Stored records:
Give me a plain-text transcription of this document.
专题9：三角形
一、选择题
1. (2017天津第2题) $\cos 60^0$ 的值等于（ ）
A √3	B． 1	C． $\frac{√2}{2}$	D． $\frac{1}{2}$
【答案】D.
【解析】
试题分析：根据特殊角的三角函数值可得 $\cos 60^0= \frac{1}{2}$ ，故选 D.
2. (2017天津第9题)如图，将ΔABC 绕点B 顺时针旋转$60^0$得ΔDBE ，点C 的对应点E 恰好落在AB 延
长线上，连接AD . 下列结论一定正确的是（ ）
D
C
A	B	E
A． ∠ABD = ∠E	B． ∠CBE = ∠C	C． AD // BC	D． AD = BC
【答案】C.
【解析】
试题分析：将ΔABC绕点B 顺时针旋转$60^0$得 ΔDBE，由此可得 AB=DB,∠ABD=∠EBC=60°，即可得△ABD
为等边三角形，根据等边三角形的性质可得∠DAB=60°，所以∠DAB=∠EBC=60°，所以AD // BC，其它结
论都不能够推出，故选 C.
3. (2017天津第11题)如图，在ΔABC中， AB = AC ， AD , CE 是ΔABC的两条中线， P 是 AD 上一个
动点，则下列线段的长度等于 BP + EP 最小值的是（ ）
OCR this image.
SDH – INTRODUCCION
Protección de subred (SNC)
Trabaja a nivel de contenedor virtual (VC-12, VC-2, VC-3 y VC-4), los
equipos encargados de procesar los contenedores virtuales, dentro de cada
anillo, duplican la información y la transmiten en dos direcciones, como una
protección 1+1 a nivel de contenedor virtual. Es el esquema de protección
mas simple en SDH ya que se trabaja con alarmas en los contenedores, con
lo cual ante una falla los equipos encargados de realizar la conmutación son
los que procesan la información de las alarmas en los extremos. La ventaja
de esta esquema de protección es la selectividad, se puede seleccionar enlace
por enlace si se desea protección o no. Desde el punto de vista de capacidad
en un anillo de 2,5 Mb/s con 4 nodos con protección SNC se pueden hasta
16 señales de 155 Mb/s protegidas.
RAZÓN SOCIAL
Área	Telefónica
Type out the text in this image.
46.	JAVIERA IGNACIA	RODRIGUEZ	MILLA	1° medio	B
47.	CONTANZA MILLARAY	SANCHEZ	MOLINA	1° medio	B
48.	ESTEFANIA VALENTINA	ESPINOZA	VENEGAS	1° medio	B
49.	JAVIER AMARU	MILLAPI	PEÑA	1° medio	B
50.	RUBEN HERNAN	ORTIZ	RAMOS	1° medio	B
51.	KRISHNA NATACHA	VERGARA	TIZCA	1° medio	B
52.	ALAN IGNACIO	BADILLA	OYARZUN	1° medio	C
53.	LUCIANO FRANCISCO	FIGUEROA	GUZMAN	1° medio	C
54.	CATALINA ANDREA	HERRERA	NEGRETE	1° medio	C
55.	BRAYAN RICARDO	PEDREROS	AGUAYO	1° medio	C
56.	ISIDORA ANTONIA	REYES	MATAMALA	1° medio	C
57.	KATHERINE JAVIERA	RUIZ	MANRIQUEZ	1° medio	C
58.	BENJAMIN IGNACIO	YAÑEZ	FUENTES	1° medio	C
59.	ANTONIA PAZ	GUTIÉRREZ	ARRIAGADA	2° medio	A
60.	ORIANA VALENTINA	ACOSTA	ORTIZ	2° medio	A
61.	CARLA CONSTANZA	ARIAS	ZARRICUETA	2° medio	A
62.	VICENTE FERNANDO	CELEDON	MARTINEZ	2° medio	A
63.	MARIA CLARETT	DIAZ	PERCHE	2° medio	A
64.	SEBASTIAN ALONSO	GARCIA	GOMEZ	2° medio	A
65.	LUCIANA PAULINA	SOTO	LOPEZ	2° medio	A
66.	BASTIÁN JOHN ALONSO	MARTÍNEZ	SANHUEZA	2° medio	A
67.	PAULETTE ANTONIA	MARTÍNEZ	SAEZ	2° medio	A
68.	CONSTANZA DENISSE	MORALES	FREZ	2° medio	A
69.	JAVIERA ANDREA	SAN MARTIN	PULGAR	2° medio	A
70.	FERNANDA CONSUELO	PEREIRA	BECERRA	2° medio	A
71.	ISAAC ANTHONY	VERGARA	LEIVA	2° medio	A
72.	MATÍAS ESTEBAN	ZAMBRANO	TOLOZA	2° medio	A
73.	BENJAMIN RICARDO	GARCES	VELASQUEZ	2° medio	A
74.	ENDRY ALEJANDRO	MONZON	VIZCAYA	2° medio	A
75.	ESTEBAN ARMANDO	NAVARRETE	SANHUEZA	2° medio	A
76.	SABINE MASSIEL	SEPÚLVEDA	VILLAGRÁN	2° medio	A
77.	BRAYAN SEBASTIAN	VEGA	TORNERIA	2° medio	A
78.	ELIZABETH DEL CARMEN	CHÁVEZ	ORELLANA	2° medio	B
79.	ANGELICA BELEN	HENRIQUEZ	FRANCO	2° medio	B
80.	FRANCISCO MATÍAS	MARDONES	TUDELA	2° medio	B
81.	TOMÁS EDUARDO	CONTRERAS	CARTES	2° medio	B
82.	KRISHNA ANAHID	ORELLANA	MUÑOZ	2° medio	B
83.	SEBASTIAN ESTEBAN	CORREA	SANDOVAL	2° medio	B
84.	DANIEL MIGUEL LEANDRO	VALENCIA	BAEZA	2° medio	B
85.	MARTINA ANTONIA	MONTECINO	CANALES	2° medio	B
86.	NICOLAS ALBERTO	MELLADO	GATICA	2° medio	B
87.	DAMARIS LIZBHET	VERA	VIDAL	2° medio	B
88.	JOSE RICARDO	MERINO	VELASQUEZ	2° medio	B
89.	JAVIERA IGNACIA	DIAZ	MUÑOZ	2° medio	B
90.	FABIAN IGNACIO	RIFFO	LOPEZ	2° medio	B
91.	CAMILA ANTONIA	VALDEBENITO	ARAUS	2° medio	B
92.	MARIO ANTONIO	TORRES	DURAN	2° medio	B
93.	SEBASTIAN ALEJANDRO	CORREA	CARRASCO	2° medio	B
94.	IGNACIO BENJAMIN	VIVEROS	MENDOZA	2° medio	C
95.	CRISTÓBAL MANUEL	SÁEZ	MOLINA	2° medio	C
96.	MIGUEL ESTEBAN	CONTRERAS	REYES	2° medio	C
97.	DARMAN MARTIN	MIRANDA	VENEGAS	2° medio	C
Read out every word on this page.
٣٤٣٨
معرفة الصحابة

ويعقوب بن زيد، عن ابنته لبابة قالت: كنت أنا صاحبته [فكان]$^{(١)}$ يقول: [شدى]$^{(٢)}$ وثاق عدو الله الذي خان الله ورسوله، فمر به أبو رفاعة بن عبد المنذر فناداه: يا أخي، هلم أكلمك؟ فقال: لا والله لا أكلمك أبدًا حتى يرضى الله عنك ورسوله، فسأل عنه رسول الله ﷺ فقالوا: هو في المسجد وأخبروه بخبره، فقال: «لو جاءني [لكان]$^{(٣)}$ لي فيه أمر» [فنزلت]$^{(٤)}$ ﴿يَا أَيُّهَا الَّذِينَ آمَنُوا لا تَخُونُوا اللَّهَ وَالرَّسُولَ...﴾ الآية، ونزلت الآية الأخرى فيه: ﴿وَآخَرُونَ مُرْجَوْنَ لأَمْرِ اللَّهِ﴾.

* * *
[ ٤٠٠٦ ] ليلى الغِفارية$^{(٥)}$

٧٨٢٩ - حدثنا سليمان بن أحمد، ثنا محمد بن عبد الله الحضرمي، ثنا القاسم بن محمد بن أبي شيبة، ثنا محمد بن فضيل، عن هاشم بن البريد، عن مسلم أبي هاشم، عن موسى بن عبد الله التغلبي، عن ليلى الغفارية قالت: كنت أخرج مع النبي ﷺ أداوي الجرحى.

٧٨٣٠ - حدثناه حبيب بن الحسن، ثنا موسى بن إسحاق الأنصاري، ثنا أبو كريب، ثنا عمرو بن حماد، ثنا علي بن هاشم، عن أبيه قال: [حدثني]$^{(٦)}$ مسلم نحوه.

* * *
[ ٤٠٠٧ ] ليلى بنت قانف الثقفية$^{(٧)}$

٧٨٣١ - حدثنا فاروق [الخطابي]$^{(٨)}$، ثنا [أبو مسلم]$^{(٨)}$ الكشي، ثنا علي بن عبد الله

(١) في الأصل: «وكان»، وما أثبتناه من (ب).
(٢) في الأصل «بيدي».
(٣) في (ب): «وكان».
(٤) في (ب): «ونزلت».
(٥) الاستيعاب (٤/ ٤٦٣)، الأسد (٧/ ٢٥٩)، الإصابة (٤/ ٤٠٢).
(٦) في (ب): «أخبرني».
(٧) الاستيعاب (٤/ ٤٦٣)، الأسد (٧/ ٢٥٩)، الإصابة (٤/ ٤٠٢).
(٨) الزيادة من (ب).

- STATED TASK -
Nothing but the lines from the line with "Read out every word on this page." to the last line of the listing above should appear; please retype them exactly, both ends included.

- REPLY -
Read out every word on this page.
٣٤٣٨
معرفة الصحابة

ويعقوب بن زيد، عن ابنته لبابة قالت: كنت أنا صاحبته [فكان]$^{(١)}$ يقول: [شدى]$^{(٢)}$ وثاق عدو الله الذي خان الله ورسوله، فمر به أبو رفاعة بن عبد المنذر فناداه: يا أخي، هلم أكلمك؟ فقال: لا والله لا أكلمك أبدًا حتى يرضى الله عنك ورسوله، فسأل عنه رسول الله ﷺ فقالوا: هو في المسجد وأخبروه بخبره، فقال: «لو جاءني [لكان]$^{(٣)}$ لي فيه أمر» [فنزلت]$^{(٤)}$ ﴿يَا أَيُّهَا الَّذِينَ آمَنُوا لا تَخُونُوا اللَّهَ وَالرَّسُولَ...﴾ الآية، ونزلت الآية الأخرى فيه: ﴿وَآخَرُونَ مُرْجَوْنَ لأَمْرِ اللَّهِ﴾.

* * *
[ ٤٠٠٦ ] ليلى الغِفارية$^{(٥)}$

٧٨٢٩ - حدثنا سليمان بن أحمد، ثنا محمد بن عبد الله الحضرمي، ثنا القاسم بن محمد بن أبي شيبة، ثنا محمد بن فضيل، عن هاشم بن البريد، عن مسلم أبي هاشم، عن موسى بن عبد الله التغلبي، عن ليلى الغفارية قالت: كنت أخرج مع النبي ﷺ أداوي الجرحى.

٧٨٣٠ - حدثناه حبيب بن الحسن، ثنا موسى بن إسحاق الأنصاري، ثنا أبو كريب، ثنا عمرو بن حماد، ثنا علي بن هاشم، عن أبيه قال: [حدثني]$^{(٦)}$ مسلم نحوه.

* * *
[ ٤٠٠٧ ] ليلى بنت قانف الثقفية$^{(٧)}$

٧٨٣١ - حدثنا فاروق [الخطابي]$^{(٨)}$، ثنا [أبو مسلم]$^{(٨)}$ الكشي، ثنا علي بن عبد الله

(١) في الأصل: «وكان»، وما أثبتناه من (ب).
(٢) في الأصل «بيدي».
(٣) في (ب): «وكان».
(٤) في (ب): «ونزلت».
(٥) الاستيعاب (٤/ ٤٦٣)، الأسد (٧/ ٢٥٩)، الإصابة (٤/ ٤٠٢).
(٦) في (ب): «أخبرني».
(٧) الاستيعاب (٤/ ٤٦٣)، الأسد (٧/ ٢٥٩)، الإصابة (٤/ ٤٠٢).
(٨) الزيادة من (ب).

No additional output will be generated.